Tally up the lines carrying the string "مستمر" and respond with only the resulting number.

Stored data entries

==============================

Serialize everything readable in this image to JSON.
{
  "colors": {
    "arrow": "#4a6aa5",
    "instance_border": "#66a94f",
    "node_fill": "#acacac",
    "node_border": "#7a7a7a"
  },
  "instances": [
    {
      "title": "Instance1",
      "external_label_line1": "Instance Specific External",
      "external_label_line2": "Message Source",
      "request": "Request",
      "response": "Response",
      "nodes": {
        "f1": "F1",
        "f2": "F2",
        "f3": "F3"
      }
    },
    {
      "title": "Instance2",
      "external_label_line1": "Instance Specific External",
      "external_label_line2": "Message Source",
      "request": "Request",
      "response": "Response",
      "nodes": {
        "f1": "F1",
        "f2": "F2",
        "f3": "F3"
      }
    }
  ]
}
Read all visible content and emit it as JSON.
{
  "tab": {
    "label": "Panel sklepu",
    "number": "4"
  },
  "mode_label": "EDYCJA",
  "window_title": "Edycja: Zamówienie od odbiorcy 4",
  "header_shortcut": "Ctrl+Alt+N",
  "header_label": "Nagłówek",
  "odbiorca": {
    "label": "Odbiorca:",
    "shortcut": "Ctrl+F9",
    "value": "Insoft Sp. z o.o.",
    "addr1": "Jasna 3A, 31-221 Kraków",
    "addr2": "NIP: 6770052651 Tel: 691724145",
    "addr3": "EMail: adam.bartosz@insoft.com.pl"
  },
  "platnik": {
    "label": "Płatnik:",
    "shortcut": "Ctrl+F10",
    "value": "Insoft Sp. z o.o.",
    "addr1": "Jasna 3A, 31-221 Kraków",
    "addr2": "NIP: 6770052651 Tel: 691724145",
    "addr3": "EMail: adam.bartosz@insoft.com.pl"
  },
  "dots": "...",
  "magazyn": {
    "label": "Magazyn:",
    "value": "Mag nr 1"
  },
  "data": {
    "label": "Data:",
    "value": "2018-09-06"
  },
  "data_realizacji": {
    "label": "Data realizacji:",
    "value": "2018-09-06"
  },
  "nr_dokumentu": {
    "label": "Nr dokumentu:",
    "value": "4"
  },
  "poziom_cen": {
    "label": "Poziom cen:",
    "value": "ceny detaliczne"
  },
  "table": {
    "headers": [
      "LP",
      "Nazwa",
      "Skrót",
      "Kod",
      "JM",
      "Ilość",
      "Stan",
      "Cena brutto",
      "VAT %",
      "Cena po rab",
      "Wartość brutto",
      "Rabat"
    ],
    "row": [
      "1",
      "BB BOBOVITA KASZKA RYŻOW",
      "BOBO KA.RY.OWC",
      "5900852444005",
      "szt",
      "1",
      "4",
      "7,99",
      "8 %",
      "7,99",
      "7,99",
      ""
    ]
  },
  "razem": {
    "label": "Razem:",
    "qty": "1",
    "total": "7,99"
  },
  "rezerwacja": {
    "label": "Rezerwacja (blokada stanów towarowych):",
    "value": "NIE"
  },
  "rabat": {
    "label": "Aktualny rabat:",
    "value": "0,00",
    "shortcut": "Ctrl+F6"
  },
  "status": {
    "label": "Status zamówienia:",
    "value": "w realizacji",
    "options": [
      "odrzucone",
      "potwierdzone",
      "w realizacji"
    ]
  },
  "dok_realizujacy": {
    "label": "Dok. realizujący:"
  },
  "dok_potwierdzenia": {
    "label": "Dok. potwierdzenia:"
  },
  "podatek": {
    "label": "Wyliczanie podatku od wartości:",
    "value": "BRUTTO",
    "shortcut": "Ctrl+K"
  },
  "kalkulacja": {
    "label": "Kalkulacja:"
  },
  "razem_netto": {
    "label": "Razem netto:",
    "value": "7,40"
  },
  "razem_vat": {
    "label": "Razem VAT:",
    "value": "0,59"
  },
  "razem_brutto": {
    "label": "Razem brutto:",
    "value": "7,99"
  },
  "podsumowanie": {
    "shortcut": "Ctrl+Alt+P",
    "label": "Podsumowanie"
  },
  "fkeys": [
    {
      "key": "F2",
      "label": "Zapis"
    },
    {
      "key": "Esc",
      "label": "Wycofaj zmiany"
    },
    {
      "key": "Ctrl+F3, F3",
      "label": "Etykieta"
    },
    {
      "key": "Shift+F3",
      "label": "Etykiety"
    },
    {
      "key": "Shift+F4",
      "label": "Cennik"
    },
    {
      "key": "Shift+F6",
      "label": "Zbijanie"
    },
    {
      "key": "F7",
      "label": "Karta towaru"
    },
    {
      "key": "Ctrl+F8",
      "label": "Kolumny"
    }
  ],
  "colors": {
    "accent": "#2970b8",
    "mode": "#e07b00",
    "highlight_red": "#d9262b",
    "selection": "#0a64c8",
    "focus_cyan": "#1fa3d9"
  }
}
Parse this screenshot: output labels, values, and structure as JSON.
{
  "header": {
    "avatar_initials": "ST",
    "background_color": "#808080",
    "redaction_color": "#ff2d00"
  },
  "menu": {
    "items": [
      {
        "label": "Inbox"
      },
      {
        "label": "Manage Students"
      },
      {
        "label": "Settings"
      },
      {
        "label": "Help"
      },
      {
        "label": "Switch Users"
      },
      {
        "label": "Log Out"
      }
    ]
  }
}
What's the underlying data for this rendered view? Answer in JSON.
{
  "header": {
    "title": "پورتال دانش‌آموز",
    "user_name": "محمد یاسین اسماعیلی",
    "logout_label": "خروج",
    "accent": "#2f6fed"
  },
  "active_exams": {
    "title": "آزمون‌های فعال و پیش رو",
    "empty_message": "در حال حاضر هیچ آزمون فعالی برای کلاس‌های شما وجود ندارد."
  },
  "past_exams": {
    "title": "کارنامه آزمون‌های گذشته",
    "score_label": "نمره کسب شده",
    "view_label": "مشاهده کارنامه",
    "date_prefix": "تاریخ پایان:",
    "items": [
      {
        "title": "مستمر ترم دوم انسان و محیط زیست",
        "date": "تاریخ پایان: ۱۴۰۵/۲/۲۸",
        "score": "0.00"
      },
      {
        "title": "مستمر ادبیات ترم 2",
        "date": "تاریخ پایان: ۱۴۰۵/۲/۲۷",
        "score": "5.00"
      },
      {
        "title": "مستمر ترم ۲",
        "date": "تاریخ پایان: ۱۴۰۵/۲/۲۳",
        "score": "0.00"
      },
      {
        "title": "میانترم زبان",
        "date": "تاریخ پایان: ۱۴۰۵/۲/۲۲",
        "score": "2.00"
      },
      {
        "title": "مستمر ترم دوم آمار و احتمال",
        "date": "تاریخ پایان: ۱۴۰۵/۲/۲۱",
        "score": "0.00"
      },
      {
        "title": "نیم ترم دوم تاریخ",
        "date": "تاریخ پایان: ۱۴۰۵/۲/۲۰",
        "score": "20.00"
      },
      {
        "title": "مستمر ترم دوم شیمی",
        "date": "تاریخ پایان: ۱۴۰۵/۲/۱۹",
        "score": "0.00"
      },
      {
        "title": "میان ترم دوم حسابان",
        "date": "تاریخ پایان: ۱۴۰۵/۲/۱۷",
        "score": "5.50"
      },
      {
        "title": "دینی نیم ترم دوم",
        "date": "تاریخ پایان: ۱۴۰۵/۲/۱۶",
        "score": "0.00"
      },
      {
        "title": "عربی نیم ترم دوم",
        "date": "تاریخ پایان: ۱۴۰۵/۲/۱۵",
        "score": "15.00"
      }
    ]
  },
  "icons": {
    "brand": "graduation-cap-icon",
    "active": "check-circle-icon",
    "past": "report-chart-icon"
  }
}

==============================

## [Completed exercise]
5